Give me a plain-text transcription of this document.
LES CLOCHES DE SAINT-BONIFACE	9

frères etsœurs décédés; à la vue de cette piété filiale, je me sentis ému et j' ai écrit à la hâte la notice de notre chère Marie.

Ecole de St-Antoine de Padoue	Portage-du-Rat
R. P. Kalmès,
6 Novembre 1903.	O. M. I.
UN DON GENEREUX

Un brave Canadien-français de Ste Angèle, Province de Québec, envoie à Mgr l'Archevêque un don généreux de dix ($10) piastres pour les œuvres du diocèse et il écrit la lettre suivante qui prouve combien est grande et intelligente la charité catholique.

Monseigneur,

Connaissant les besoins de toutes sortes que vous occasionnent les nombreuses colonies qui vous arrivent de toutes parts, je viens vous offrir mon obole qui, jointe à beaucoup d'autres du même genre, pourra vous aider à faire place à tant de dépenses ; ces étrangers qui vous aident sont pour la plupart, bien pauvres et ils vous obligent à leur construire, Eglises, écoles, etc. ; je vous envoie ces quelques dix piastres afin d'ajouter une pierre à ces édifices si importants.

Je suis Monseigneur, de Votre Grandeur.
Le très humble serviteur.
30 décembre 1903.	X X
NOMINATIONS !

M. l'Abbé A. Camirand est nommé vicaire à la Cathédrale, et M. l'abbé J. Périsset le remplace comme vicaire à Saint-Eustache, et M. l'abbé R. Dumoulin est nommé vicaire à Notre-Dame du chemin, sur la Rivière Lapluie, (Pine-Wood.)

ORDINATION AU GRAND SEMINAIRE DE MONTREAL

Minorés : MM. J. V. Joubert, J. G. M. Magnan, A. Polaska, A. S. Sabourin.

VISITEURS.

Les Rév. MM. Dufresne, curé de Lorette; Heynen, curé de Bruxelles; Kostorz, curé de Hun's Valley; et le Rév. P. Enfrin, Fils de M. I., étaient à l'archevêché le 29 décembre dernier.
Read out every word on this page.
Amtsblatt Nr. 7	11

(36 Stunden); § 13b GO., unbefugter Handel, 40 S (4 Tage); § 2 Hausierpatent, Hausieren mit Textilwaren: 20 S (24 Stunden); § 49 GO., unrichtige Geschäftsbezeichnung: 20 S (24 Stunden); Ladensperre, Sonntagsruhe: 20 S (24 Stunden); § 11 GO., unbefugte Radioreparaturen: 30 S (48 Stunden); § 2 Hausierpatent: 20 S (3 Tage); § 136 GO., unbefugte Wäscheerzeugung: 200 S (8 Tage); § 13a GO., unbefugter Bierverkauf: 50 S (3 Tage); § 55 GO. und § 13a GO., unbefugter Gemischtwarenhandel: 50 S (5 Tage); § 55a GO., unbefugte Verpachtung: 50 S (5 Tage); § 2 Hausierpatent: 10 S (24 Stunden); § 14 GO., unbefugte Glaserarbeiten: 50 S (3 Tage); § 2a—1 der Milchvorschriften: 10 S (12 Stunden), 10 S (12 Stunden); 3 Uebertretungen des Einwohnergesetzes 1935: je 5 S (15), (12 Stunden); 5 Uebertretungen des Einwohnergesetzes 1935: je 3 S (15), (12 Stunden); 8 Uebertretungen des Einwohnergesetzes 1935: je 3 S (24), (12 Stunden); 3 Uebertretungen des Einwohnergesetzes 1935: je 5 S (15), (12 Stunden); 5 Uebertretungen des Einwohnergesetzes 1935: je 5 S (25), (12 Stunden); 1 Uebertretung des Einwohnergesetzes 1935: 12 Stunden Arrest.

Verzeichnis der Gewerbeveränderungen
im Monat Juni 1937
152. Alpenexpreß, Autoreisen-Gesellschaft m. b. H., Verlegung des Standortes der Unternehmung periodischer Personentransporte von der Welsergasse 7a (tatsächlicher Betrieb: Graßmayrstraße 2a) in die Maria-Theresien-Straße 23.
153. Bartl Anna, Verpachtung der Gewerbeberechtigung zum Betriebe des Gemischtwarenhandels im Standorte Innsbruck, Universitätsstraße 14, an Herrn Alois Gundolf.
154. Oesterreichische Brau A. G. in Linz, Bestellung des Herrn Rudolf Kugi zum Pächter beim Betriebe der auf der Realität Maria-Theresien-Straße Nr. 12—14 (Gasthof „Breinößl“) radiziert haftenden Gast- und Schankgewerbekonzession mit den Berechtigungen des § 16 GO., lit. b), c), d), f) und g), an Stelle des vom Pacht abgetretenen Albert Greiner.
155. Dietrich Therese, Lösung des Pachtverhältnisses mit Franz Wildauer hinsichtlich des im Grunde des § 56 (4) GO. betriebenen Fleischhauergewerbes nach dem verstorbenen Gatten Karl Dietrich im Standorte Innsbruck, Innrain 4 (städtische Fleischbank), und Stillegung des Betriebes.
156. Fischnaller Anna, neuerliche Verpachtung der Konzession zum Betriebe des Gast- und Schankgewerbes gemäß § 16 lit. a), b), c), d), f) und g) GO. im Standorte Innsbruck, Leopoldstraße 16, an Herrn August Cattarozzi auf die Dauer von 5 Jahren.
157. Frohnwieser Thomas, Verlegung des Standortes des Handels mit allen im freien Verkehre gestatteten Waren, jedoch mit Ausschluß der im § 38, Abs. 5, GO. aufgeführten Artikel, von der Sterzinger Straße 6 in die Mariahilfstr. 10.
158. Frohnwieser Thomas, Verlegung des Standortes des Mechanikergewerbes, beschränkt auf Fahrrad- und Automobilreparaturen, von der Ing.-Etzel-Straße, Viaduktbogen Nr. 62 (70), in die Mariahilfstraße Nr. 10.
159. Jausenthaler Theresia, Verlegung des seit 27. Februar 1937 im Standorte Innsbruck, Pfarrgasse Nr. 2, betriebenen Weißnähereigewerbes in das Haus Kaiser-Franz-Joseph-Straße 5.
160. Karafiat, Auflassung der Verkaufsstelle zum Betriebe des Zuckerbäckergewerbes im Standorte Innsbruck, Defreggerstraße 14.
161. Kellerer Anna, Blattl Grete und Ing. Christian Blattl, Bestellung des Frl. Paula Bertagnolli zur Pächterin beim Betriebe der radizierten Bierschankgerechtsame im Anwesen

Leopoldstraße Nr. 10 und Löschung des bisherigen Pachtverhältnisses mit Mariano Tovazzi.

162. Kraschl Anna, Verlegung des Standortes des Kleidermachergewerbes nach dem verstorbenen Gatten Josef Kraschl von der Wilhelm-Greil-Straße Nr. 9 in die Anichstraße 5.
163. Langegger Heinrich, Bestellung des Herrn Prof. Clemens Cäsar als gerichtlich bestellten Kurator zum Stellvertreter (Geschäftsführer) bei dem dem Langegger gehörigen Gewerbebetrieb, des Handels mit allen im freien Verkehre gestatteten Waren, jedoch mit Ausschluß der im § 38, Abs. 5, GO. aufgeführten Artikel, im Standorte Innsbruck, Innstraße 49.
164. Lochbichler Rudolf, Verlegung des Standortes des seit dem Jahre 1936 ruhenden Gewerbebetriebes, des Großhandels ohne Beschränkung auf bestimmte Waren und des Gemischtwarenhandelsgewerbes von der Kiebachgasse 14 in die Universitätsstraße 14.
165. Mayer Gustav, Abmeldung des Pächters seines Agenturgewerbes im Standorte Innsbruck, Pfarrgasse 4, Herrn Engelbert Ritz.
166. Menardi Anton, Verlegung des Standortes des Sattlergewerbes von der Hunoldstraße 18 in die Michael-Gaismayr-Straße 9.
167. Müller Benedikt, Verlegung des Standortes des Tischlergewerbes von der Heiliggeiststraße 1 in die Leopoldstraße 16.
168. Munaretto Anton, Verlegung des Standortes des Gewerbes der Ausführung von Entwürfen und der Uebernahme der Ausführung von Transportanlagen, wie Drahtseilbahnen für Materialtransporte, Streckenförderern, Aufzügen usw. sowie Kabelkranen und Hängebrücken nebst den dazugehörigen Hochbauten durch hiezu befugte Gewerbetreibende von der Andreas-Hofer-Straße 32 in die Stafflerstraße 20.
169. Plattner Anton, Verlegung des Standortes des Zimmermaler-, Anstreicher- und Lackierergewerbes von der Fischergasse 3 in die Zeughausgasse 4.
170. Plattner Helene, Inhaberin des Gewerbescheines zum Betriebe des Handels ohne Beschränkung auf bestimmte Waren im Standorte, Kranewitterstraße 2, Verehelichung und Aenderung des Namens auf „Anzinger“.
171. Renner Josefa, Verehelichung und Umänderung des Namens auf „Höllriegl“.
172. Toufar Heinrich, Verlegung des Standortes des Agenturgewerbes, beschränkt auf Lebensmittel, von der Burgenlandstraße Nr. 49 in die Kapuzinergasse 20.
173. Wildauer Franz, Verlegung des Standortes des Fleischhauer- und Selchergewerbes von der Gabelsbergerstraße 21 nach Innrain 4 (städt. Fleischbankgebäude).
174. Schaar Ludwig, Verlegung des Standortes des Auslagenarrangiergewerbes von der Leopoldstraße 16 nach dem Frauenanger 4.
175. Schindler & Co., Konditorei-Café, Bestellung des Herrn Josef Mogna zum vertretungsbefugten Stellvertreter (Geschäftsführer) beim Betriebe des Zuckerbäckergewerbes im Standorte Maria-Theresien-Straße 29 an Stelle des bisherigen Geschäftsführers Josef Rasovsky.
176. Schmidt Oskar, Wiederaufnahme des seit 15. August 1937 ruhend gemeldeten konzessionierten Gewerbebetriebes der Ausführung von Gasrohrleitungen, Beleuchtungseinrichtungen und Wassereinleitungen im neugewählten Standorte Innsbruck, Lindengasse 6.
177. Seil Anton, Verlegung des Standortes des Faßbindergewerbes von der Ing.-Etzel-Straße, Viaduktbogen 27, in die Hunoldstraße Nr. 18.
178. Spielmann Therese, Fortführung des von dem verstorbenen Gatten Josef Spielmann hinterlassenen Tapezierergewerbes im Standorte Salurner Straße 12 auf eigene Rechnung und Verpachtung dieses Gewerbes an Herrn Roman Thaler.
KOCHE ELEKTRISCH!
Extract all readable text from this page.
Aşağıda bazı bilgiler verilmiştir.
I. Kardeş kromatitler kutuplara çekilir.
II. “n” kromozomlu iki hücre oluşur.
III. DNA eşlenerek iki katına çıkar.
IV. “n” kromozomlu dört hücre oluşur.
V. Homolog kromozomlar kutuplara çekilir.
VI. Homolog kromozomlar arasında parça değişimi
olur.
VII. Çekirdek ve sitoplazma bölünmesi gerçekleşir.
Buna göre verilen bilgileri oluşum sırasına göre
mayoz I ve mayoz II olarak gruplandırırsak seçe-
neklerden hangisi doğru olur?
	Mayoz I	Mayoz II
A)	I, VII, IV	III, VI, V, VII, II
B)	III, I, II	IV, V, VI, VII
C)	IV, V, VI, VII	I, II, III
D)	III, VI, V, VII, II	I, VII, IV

Set task »
Your task is to list each line of the records with the word "envoie".

Exercise answer »
Un brave Canadien-français de Ste Angèle, Province de Québec, envoie à Mgr l'Archevêque un don généreux de dix ($10) piastres pour les œuvres du diocèse et il écrit la lettre suivante qui prouve combien est grande et intelligente la charité catholique.
Connaissant les besoins de toutes sortes que vous occasionnent les nombreuses colonies qui vous arrivent de toutes parts, je viens vous offrir mon obole qui, jointe à beaucoup d'autres du même genre, pourra vous aider à faire place à tant de dépenses ; ces étrangers qui vous aident sont pour la plupart, bien pauvres et ils vous obligent à leur construire, Eglises, écoles, etc. ; je vous envoie ces quelques dix piastres afin d'ajouter une pierre à ces édifices si importants.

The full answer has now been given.